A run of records
────────
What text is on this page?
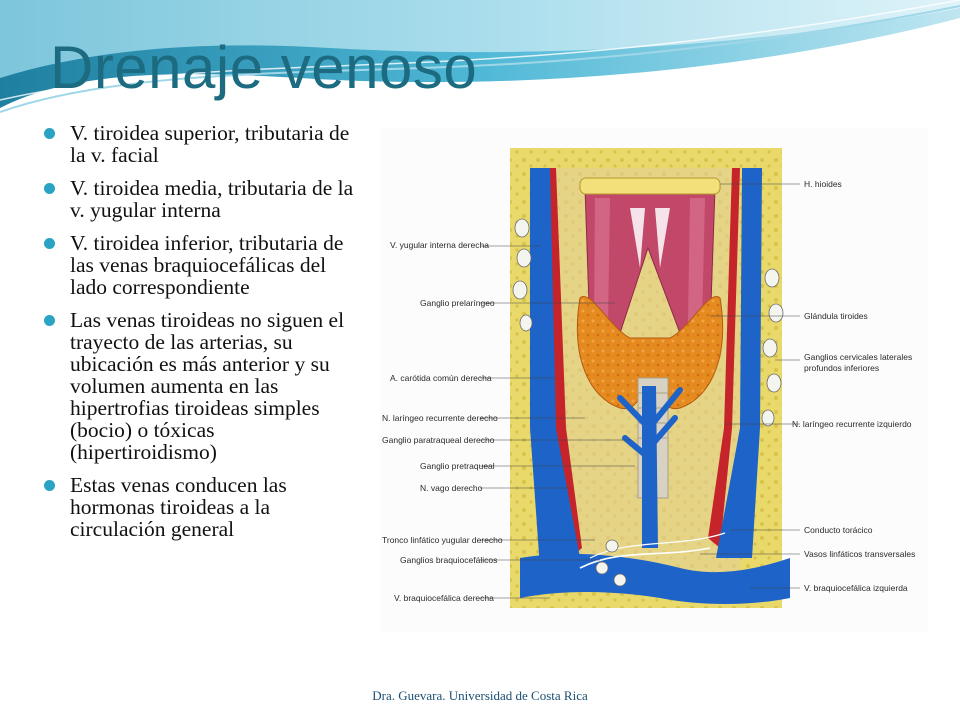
Drenaje venoso
V. tiroidea superior, tributaria de la v. facial
V. tiroidea media, tributaria de la v. yugular interna
V. tiroidea inferior, tributaria de las venas braquiocefálicas del lado correspondiente
Las venas tiroideas no siguen el trayecto de las arterias, su ubicación es más anterior y su volumen aumenta en las hipertrofias tiroideas simples (bocio) o tóxicas (hipertiroidismo)
Estas venas conducen las hormonas tiroideas a la circulación general
V. yugular interna derecha
Ganglio prelaríngeo
A. carótida común derecha
N. laríngeo recurrente derecho
Ganglio paratraqueal derecho
Ganglio pretraqueal
N. vago derecho
Tronco linfático yugular derecho
Ganglios braquiocefálicos
V. braquiocefálica derecha
H. hioides
Glándula tiroides
Ganglios cervicales laterales
profundos inferiores
N. laríngeo recurrente izquierdo
Conducto torácico
Vasos linfáticos transversales
V. braquiocefálica izquierda
Dra. Guevara. Universidad de Costa Rica
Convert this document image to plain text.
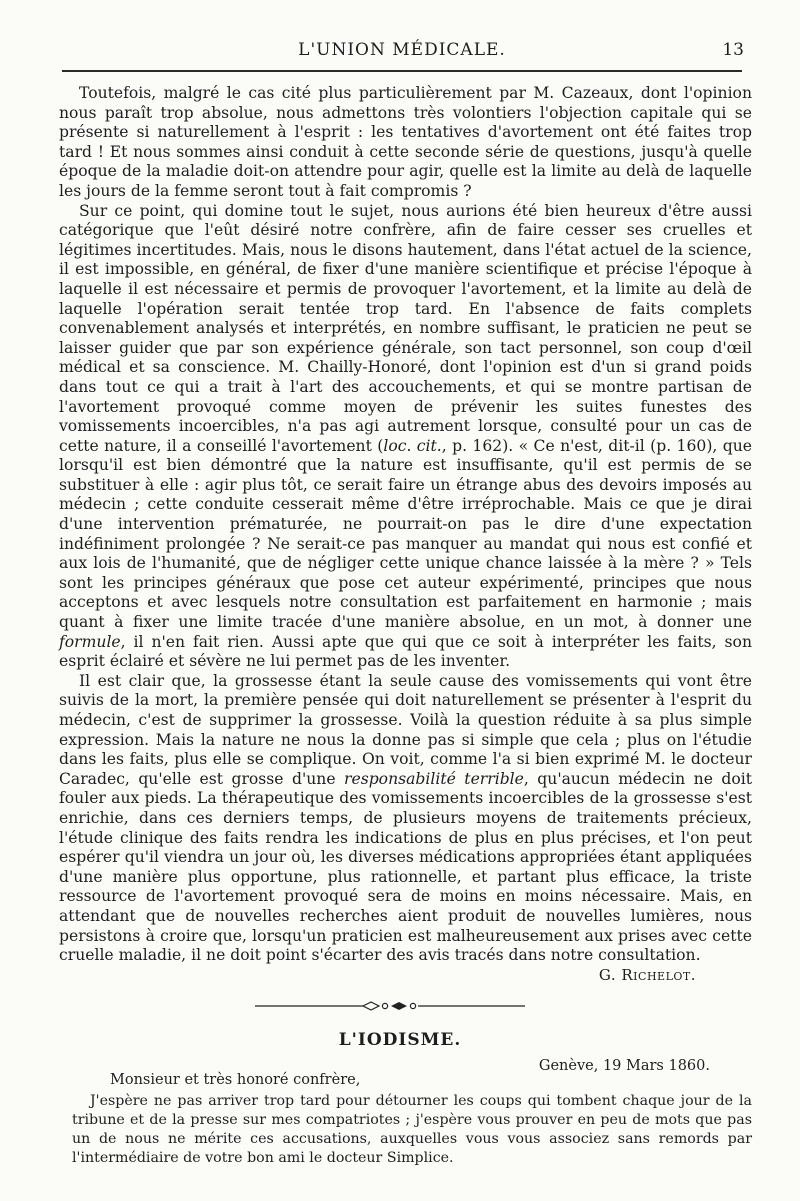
L'UNION MÉDICALE.	13

Toutefois, malgré le cas cité plus particulièrement par M. Cazeaux, dont l'opinion nous paraît trop absolue, nous admettons très volontiers l'objection capitale qui se présente si naturellement à l'esprit : les tentatives d'avortement ont été faites trop tard ! Et nous sommes ainsi conduit à cette seconde série de questions, jusqu'à quelle époque de la maladie doit-on attendre pour agir, quelle est la limite au delà de laquelle les jours de la femme seront tout à fait compromis ?

Sur ce point, qui domine tout le sujet, nous aurions été bien heureux d'être aussi catégorique que l'eût désiré notre confrère, afin de faire cesser ses cruelles et légitimes incertitudes. Mais, nous le disons hautement, dans l'état actuel de la science, il est impossible, en général, de fixer d'une manière scientifique et précise l'époque à laquelle il est nécessaire et permis de provoquer l'avortement, et la limite au delà de laquelle l'opération serait tentée trop tard. En l'absence de faits complets convenablement analysés et interprétés, en nombre suffisant, le praticien ne peut se laisser guider que par son expérience générale, son tact personnel, son coup d'œil médical et sa conscience. M. Chailly-Honoré, dont l'opinion est d'un si grand poids dans tout ce qui a trait à l'art des accouchements, et qui se montre partisan de l'avortement provoqué comme moyen de prévenir les suites funestes des vomissements incoercibles, n'a pas agi autrement lorsque, consulté pour un cas de cette nature, il a conseillé l'avortement (loc. cit., p. 162). « Ce n'est, dit-il (p. 160), que lorsqu'il est bien démontré que la nature est insuffisante, qu'il est permis de se substituer à elle : agir plus tôt, ce serait faire un étrange abus des devoirs imposés au médecin ; cette conduite cesserait même d'être irréprochable. Mais ce que je dirai d'une intervention prématurée, ne pourrait-on pas le dire d'une expectation indéfiniment prolongée ? Ne serait-ce pas manquer au mandat qui nous est confié et aux lois de l'humanité, que de négliger cette unique chance laissée à la mère ? » Tels sont les principes généraux que pose cet auteur expérimenté, principes que nous acceptons et avec lesquels notre consultation est parfaitement en harmonie ; mais quant à fixer une limite tracée d'une manière absolue, en un mot, à donner une formule, il n'en fait rien. Aussi apte que qui que ce soit à interpréter les faits, son esprit éclairé et sévère ne lui permet pas de les inventer.

Il est clair que, la grossesse étant la seule cause des vomissements qui vont être suivis de la mort, la première pensée qui doit naturellement se présenter à l'esprit du médecin, c'est de supprimer la grossesse. Voilà la question réduite à sa plus simple expression. Mais la nature ne nous la donne pas si simple que cela ; plus on l'étudie dans les faits, plus elle se complique. On voit, comme l'a si bien exprimé M. le docteur Caradec, qu'elle est grosse d'une responsabilité terrible, qu'aucun médecin ne doit fouler aux pieds. La thérapeutique des vomissements incoercibles de la grossesse s'est enrichie, dans ces derniers temps, de plusieurs moyens de traitements précieux, l'étude clinique des faits rendra les indications de plus en plus précises, et l'on peut espérer qu'il viendra un jour où, les diverses médications appropriées étant appliquées d'une manière plus opportune, plus rationnelle, et partant plus efficace, la triste ressource de l'avortement provoqué sera de moins en moins nécessaire. Mais, en attendant que de nouvelles recherches aient produit de nouvelles lumières, nous persistons à croire que, lorsqu'un praticien est malheureusement aux prises avec cette cruelle maladie, il ne doit point s'écarter des avis tracés dans notre consultation.

G. Richelot.
L'IODISME.
Genève, 19 Mars 1860.
Monsieur et très honoré confrère,

J'espère ne pas arriver trop tard pour détourner les coups qui tombent chaque jour de la tribune et de la presse sur mes compatriotes ; j'espère vous prouver en peu de mots que pas un de nous ne mérite ces accusations, auxquelles vous vous associez sans remords par l'intermédiaire de votre bon ami le docteur Simplice.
────────
• Set exercise
The lines to collect are those holding the string "Ganglios"; copy them all.

• In response
Ganglios braquiocefálicos
Ganglios cervicales laterales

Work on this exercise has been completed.